▶ [EXERCISE INSTRUCTIONS]
Copy the entries below with each "legend-label" changed to "series-label" and nothing else altered, leaving out the pictures.

--- begin ---

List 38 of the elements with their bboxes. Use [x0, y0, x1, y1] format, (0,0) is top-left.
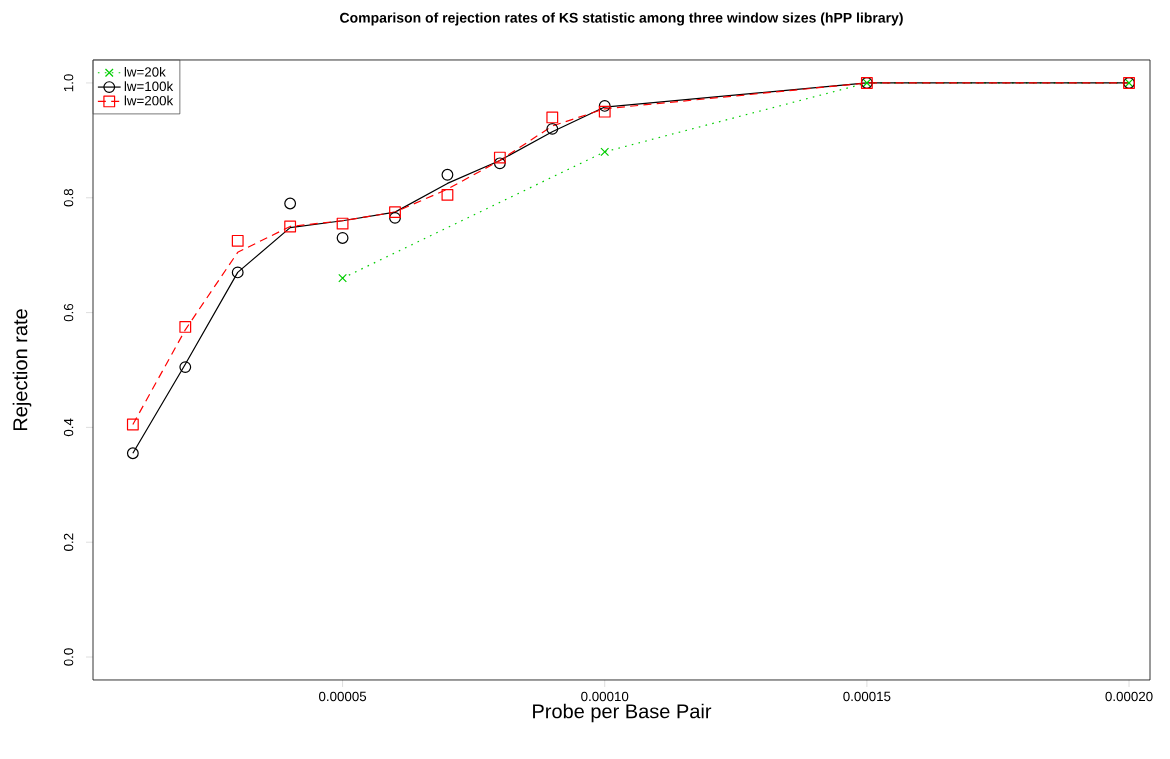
point — [598, 99, 611, 112]
legend-label: lw=100k — [124, 81, 174, 92]
legend-label: lw=200k — [124, 95, 174, 106]
point — [389, 211, 401, 224]
point — [441, 168, 454, 181]
x-axis-title: Probe per Base Pair — [533, 703, 712, 723]
point — [231, 266, 244, 279]
point — [336, 217, 349, 230]
y-tick-label: 0.4 — [63, 418, 74, 437]
point — [598, 105, 611, 118]
point — [284, 220, 297, 233]
x-tick-label: 0.00020 — [1105, 691, 1153, 702]
point — [126, 418, 139, 431]
point — [179, 361, 192, 374]
y-tick-label: 0.0 — [63, 648, 74, 666]
legend-label: lw=20k — [124, 66, 166, 77]
point — [600, 147, 610, 157]
point — [493, 157, 506, 170]
point — [126, 447, 139, 460]
y-tick-label: 0.6 — [63, 303, 74, 322]
point — [284, 197, 297, 210]
point — [336, 232, 349, 244]
y-tick-label: 0.8 — [63, 189, 74, 207]
point — [231, 234, 244, 247]
x-tick-label: 0.00010 — [581, 691, 629, 702]
point — [338, 273, 347, 283]
y-tick-label: 0.2 — [63, 533, 74, 551]
x-tick-label: 0.00015 — [843, 691, 891, 702]
point — [493, 151, 506, 164]
point — [546, 122, 559, 135]
x-tick-label: 0.00005 — [319, 691, 367, 702]
point — [179, 321, 192, 333]
point — [441, 188, 454, 201]
point — [389, 206, 401, 219]
y-axis-title: Rejection rate — [12, 309, 32, 431]
y-tick-label: 1.0 — [63, 74, 74, 92]
chart-title: Comparison of rejection rates of KS statistic among three window sizes (hPP library) — [340, 12, 903, 26]
point — [546, 111, 559, 124]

--- end ---

▶ [FINAL RESULT]
List 38 of the elements with their bboxes. Use [x0, y0, x1, y1] format, (0,0) is top-left.
point — [598, 99, 611, 112]
series-label: lw=100k — [124, 81, 174, 92]
series-label: lw=200k — [124, 95, 174, 106]
point — [389, 211, 401, 224]
point — [441, 168, 454, 181]
x-axis-title: Probe per Base Pair — [533, 703, 712, 723]
point — [231, 266, 244, 279]
point — [336, 217, 349, 230]
y-tick-label: 0.4 — [63, 418, 74, 437]
point — [598, 105, 611, 118]
point — [284, 220, 297, 233]
x-tick-label: 0.00020 — [1105, 691, 1153, 702]
point — [126, 418, 139, 431]
point — [179, 361, 192, 374]
y-tick-label: 0.0 — [63, 648, 74, 666]
series-label: lw=20k — [124, 66, 166, 77]
point — [600, 147, 610, 157]
point — [493, 157, 506, 170]
point — [126, 447, 139, 460]
y-tick-label: 0.6 — [63, 303, 74, 322]
point — [284, 197, 297, 210]
point — [336, 232, 349, 244]
y-tick-label: 0.8 — [63, 189, 74, 207]
point — [231, 234, 244, 247]
x-tick-label: 0.00010 — [581, 691, 629, 702]
point — [338, 273, 347, 283]
y-tick-label: 0.2 — [63, 533, 74, 551]
x-tick-label: 0.00015 — [843, 691, 891, 702]
point — [493, 151, 506, 164]
point — [546, 122, 559, 135]
x-tick-label: 0.00005 — [319, 691, 367, 702]
point — [179, 321, 192, 333]
point — [441, 188, 454, 201]
point — [389, 206, 401, 219]
y-axis-title: Rejection rate — [12, 309, 32, 431]
y-tick-label: 1.0 — [63, 74, 74, 92]
chart-title: Comparison of rejection rates of KS statistic among three window sizes (hPP library) — [340, 12, 903, 26]
point — [546, 111, 559, 124]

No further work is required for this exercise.